* [Task description]: Without including any images, reproduce each entry exactly.

* [Given records]:

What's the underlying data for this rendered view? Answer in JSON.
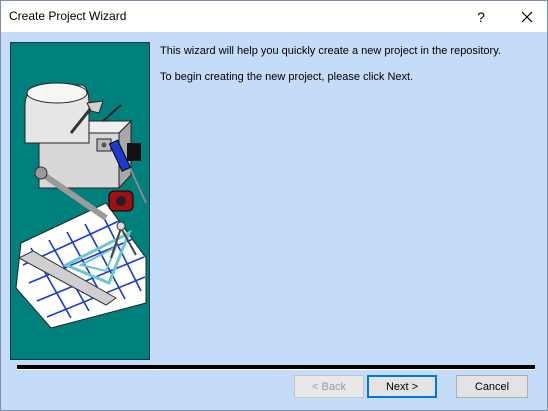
{
  "window": {
    "title": "Create Project Wizard",
    "help_label": "?"
  },
  "content": {
    "intro": "This wizard will help you quickly create a new project in the repository.",
    "instruction": "To begin creating the new project, please click Next."
  },
  "buttons": {
    "back": "< Back",
    "next": "Next >",
    "cancel": "Cancel"
  },
  "icons": {
    "close": "close-icon",
    "illustration": "toolbox-blueprint-illustration"
  },
  "colors": {
    "dialog_background": "#c5dcf9",
    "image_panel_background": "#00807c",
    "default_button_border": "#0078d7"
  },
  "state": {
    "back_enabled": false,
    "default_button": "next"
  }
}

* [Written response]:
What's the underlying data for this rendered view? Answer in JSON.
{
  "window": {
    "title": "Create Project Wizard",
    "help_label": "?"
  },
  "content": {
    "intro": "This wizard will help you quickly create a new project in the repository.",
    "instruction": "To begin creating the new project, please click Next."
  },
  "buttons": {
    "back": "< Back",
    "next": "Next >",
    "cancel": "Cancel"
  },
  "icons": {
    "close": "close-icon",
    "illustration": "toolbox-blueprint-illustration"
  },
  "colors": {
    "dialog_background": "#c5dcf9",
    "image_panel_background": "#00807c",
    "default_button_border": "#0078d7"
  },
  "state": {
    "back_enabled": false,
    "default_button": "next"
  }
}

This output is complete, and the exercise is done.